## [DO THIS]
Go through the lines below and copy each one that holds the string "zurück".

## [SUPPLIED DATA]
━━━━━━━━━━━━━━━━━━━━━━━━━━━━━━

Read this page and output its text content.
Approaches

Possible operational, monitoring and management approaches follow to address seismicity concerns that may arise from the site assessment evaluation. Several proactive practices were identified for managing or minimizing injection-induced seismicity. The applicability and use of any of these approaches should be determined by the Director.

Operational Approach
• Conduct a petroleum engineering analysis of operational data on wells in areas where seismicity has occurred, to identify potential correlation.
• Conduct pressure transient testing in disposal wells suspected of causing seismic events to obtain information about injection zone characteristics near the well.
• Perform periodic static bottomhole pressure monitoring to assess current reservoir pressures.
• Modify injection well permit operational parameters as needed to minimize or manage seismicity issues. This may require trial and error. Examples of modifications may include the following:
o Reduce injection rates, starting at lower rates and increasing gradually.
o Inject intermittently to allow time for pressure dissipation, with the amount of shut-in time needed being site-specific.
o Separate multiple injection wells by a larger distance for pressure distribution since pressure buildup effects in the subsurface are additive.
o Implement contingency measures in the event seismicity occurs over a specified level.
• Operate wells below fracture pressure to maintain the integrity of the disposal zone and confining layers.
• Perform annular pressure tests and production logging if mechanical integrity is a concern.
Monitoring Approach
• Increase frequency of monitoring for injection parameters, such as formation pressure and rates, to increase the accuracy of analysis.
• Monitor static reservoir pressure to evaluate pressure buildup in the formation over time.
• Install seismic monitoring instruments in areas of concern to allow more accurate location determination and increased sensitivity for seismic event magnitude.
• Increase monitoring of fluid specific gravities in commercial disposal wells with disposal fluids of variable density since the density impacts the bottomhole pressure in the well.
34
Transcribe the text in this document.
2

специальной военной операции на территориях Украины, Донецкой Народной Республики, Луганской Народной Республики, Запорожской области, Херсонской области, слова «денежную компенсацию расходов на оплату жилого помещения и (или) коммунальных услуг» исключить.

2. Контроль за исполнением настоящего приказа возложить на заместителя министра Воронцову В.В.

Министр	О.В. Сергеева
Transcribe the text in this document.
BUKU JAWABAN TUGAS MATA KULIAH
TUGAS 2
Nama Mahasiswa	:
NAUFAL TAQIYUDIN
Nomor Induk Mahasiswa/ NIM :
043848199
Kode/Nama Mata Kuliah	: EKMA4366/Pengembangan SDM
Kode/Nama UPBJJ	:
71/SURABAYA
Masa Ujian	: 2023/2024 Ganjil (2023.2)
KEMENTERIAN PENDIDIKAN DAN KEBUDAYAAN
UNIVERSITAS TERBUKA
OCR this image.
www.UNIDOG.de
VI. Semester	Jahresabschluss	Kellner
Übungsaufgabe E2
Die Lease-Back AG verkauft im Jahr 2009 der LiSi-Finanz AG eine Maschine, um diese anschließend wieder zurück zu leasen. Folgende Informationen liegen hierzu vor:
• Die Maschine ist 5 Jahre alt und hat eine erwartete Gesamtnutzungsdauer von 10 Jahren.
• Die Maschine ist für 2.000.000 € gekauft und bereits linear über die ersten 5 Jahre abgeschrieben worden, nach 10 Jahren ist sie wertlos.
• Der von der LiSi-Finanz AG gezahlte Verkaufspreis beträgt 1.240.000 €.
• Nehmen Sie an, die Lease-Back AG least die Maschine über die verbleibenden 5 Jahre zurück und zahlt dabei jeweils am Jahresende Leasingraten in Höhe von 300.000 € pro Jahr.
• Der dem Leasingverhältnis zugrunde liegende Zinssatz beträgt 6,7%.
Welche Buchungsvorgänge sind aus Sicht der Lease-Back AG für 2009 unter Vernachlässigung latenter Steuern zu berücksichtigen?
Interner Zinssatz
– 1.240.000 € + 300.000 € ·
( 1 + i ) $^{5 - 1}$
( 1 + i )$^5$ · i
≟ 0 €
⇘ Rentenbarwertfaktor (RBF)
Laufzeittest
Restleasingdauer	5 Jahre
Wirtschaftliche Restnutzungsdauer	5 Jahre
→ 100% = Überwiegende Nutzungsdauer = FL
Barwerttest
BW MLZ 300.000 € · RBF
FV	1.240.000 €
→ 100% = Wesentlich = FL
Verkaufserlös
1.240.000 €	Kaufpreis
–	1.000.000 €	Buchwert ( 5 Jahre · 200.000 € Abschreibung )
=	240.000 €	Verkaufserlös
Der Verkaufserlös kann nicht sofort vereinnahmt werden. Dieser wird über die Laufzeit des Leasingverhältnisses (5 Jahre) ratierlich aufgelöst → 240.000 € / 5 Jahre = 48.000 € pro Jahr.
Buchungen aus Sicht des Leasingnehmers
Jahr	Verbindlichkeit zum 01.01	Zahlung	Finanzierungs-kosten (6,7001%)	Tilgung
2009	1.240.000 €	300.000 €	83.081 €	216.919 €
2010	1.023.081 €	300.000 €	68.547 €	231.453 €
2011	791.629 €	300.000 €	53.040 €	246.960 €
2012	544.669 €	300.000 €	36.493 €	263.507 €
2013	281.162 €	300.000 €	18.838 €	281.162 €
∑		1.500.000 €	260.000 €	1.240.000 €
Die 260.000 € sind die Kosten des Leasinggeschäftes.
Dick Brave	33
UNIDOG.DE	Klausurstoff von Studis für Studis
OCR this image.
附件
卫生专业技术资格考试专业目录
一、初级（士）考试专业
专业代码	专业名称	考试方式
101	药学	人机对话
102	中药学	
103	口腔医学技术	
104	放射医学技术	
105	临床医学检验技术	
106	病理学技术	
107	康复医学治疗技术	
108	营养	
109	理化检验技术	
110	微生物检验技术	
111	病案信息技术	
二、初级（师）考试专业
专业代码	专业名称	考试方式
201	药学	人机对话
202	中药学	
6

━━━━━━━━━━━━━━━━━━━━━━━━━━━━━━

## [WRITTEN REPLY]
Die Lease-Back AG verkauft im Jahr 2009 der LiSi-Finanz AG eine Maschine, um diese anschließend wieder zurück zu leasen. Folgende Informationen liegen hierzu vor:
• Nehmen Sie an, die Lease-Back AG least die Maschine über die verbleibenden 5 Jahre zurück und zahlt dabei jeweils am Jahresende Leasingraten in Höhe von 300.000 € pro Jahr.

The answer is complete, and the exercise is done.